▶ DATA PROVIDED
▬▬▬

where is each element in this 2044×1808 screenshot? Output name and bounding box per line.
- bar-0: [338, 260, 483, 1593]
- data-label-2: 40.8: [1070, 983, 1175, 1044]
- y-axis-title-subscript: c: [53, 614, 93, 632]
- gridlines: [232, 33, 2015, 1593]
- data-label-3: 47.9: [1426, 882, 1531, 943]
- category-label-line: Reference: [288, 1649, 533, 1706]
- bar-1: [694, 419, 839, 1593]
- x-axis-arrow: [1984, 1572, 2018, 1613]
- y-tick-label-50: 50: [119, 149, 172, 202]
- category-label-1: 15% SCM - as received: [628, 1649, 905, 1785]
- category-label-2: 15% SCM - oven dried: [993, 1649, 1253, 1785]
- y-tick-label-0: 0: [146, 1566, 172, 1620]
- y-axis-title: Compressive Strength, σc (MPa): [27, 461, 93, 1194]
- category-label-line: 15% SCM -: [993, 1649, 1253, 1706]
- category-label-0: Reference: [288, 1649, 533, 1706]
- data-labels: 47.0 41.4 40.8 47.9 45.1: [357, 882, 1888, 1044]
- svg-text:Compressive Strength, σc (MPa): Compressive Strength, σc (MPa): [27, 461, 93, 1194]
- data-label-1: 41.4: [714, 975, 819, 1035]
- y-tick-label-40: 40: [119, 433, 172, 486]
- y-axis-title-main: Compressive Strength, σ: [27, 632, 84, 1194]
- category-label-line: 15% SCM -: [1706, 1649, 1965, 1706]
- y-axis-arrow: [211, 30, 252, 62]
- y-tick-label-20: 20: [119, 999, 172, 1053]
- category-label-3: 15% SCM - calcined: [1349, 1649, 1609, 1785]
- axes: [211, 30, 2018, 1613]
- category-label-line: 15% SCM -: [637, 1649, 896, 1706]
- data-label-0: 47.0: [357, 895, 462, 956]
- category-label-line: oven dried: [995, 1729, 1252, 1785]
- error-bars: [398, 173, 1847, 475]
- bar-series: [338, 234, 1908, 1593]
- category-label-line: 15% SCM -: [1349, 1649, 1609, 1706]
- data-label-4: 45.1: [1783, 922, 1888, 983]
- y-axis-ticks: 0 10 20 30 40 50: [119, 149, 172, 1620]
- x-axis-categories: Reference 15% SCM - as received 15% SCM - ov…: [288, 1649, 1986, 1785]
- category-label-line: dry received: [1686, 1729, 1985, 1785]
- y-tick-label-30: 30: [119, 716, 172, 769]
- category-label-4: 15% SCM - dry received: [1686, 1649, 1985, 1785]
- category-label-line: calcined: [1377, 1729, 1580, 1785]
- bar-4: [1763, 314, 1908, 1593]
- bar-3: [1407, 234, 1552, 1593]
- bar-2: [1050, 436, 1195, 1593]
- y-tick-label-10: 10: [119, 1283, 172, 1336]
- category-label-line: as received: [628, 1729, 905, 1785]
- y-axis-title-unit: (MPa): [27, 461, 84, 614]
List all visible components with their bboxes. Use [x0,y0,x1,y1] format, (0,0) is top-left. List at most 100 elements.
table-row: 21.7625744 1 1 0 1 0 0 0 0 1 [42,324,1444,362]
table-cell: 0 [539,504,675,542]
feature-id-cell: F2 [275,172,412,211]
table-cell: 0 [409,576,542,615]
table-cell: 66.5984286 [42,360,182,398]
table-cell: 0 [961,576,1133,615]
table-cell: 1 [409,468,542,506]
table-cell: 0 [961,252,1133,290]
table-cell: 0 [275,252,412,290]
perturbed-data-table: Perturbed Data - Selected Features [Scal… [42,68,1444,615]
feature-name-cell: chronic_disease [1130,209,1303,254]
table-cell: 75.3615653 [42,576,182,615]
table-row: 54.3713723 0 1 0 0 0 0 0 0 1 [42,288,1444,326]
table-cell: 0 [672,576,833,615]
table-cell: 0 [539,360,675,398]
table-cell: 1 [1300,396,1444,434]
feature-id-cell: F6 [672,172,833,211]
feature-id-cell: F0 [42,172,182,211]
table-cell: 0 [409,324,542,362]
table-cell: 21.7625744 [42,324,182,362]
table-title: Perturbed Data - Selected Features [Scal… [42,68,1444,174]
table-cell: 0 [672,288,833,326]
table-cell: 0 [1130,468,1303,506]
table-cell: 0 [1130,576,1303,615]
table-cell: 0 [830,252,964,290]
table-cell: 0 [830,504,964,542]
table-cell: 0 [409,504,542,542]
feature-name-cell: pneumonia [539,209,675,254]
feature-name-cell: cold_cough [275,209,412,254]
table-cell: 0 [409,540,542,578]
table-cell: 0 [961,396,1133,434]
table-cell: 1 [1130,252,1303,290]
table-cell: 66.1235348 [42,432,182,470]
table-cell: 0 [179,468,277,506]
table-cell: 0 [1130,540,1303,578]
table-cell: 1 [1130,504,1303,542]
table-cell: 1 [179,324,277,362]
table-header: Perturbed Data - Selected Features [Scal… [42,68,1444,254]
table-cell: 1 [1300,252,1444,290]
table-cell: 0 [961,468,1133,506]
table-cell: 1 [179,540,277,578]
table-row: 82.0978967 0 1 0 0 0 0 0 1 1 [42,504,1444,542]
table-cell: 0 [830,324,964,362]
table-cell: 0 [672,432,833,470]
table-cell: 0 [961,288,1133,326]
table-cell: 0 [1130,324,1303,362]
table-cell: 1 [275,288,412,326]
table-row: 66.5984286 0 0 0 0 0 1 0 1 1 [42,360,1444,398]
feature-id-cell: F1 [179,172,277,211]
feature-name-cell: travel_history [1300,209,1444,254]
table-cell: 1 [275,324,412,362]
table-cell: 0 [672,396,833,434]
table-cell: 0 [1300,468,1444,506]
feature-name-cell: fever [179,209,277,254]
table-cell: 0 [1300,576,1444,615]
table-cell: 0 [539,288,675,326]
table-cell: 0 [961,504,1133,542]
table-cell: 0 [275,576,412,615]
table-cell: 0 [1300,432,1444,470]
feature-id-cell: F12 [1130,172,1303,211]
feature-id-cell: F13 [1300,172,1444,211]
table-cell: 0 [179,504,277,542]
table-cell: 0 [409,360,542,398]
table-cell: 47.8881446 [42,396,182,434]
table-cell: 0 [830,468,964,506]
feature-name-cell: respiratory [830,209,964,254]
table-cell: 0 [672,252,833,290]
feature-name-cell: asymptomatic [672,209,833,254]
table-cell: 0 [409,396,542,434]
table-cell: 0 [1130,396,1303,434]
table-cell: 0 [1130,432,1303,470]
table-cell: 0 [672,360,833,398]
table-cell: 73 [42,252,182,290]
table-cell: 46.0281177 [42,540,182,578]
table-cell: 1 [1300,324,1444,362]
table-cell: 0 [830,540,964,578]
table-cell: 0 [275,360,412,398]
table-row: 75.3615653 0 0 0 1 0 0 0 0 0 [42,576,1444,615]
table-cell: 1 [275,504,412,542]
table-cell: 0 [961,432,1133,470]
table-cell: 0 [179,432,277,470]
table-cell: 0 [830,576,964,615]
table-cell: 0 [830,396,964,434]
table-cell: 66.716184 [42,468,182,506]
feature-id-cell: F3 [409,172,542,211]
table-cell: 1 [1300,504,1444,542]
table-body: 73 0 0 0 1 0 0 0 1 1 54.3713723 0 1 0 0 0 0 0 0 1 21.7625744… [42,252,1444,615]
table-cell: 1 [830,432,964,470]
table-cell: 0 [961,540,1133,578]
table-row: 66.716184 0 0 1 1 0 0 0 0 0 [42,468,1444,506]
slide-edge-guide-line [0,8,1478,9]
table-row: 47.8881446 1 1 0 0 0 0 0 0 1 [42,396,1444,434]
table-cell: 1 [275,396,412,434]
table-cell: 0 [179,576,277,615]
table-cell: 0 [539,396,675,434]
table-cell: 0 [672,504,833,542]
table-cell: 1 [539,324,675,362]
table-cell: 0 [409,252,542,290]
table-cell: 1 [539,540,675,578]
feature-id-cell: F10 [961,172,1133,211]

▬▬▬

Copy the rows from the first line through the line containing "- y-tick-label-20: 20: [119, 999, 172, 1053]", both included, reproducing each line unchanged.

▶ OUTPUT FOR THIS TASK
where is each element in this 2044×1808 screenshot? Output name and bounding box per line.
- bar-0: [338, 260, 483, 1593]
- data-label-2: 40.8: [1070, 983, 1175, 1044]
- y-axis-title-subscript: c: [53, 614, 93, 632]
- gridlines: [232, 33, 2015, 1593]
- data-label-3: 47.9: [1426, 882, 1531, 943]
- category-label-line: Reference: [288, 1649, 533, 1706]
- bar-1: [694, 419, 839, 1593]
- x-axis-arrow: [1984, 1572, 2018, 1613]
- y-tick-label-50: 50: [119, 149, 172, 202]
- category-label-1: 15% SCM - as received: [628, 1649, 905, 1785]
- category-label-2: 15% SCM - oven dried: [993, 1649, 1253, 1785]
- y-tick-label-0: 0: [146, 1566, 172, 1620]
- y-axis-title: Compressive Strength, σc (MPa): [27, 461, 93, 1194]
- category-label-line: 15% SCM -: [993, 1649, 1253, 1706]
- category-label-0: Reference: [288, 1649, 533, 1706]
- data-labels: 47.0 41.4 40.8 47.9 45.1: [357, 882, 1888, 1044]
- svg-text:Compressive Strength, σc (MPa): Compressive Strength, σc (MPa): [27, 461, 93, 1194]
- data-label-1: 41.4: [714, 975, 819, 1035]
- y-tick-label-40: 40: [119, 433, 172, 486]
- y-axis-title-main: Compressive Strength, σ: [27, 632, 84, 1194]
- category-label-line: 15% SCM -: [1706, 1649, 1965, 1706]
- y-axis-arrow: [211, 30, 252, 62]
- y-tick-label-20: 20: [119, 999, 172, 1053]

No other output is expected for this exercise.